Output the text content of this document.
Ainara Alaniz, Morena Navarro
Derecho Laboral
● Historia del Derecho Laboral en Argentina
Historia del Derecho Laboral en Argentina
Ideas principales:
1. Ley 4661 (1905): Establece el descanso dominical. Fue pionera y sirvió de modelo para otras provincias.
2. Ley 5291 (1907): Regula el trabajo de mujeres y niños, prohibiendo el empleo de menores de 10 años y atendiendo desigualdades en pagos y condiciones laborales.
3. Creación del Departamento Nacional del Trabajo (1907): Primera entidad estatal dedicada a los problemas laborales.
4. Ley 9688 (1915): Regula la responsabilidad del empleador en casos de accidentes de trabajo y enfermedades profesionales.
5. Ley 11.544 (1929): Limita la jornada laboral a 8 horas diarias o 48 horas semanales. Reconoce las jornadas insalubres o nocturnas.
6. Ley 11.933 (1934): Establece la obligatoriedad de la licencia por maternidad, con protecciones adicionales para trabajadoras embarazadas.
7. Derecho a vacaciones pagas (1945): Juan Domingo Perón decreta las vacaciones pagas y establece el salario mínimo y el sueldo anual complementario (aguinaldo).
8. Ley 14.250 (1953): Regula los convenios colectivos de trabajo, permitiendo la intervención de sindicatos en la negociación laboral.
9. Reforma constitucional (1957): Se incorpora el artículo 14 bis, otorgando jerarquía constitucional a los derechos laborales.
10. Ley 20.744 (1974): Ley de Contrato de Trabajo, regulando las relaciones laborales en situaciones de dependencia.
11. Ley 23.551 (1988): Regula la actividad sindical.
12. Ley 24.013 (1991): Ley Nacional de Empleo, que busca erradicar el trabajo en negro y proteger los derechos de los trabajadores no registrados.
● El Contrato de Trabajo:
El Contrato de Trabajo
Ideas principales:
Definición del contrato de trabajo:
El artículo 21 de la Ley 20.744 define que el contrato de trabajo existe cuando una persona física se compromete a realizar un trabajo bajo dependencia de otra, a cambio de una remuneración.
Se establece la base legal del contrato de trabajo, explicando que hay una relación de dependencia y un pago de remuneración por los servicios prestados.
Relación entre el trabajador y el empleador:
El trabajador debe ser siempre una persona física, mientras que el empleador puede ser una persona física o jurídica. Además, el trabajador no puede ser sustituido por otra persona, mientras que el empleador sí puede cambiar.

| DESCRIPTION OF THE TASK |
Which lines contain "Historia"? Copy each of them.

| RESPONSE TO THIS EXERCISE |
● Historia del Derecho Laboral en Argentina
Historia del Derecho Laboral en Argentina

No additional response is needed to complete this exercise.